### Written instruction
Make an exact copy of all the data.
** Start Dataset rows **
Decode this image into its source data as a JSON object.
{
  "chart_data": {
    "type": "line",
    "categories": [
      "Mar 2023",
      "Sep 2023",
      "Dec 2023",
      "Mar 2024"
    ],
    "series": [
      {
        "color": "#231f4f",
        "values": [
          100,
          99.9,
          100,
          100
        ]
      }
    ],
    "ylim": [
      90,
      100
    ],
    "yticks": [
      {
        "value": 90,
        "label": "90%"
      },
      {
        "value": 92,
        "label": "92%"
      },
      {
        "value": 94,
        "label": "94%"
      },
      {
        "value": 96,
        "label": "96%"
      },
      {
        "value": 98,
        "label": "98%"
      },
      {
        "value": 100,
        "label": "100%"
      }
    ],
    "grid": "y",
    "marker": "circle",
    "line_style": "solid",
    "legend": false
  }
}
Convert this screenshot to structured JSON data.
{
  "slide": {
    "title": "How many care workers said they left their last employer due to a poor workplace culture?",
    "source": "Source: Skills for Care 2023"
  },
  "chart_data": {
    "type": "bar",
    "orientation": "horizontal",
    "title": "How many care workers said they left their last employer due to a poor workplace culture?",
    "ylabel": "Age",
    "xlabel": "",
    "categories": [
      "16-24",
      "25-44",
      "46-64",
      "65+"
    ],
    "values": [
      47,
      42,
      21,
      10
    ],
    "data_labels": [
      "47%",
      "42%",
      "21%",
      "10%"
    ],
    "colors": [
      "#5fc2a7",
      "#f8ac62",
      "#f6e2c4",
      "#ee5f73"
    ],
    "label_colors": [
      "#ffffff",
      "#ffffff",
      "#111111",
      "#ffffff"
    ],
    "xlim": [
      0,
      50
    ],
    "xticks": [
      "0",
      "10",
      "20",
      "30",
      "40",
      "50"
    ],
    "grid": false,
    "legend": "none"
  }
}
** End Dataset rows **
### Result
Decode this image into its source data as a JSON object.
{
  "chart_data": {
    "type": "line",
    "categories": [
      "Mar 2023",
      "Sep 2023",
      "Dec 2023",
      "Mar 2024"
    ],
    "series": [
      {
        "color": "#231f4f",
        "values": [
          100,
          99.9,
          100,
          100
        ]
      }
    ],
    "ylim": [
      90,
      100
    ],
    "yticks": [
      {
        "value": 90,
        "label": "90%"
      },
      {
        "value": 92,
        "label": "92%"
      },
      {
        "value": 94,
        "label": "94%"
      },
      {
        "value": 96,
        "label": "96%"
      },
      {
        "value": 98,
        "label": "98%"
      },
      {
        "value": 100,
        "label": "100%"
      }
    ],
    "grid": "y",
    "marker": "circle",
    "line_style": "solid",
    "legend": false
  }
}
Convert this screenshot to structured JSON data.
{
  "slide": {
    "title": "How many care workers said they left their last employer due to a poor workplace culture?",
    "source": "Source: Skills for Care 2023"
  },
  "chart_data": {
    "type": "bar",
    "orientation": "horizontal",
    "title": "How many care workers said they left their last employer due to a poor workplace culture?",
    "ylabel": "Age",
    "xlabel": "",
    "categories": [
      "16-24",
      "25-44",
      "46-64",
      "65+"
    ],
    "values": [
      47,
      42,
      21,
      10
    ],
    "data_labels": [
      "47%",
      "42%",
      "21%",
      "10%"
    ],
    "colors": [
      "#5fc2a7",
      "#f8ac62",
      "#f6e2c4",
      "#ee5f73"
    ],
    "label_colors": [
      "#ffffff",
      "#ffffff",
      "#111111",
      "#ffffff"
    ],
    "xlim": [
      0,
      50
    ],
    "xticks": [
      "0",
      "10",
      "20",
      "30",
      "40",
      "50"
    ],
    "grid": false,
    "legend": "none"
  }
}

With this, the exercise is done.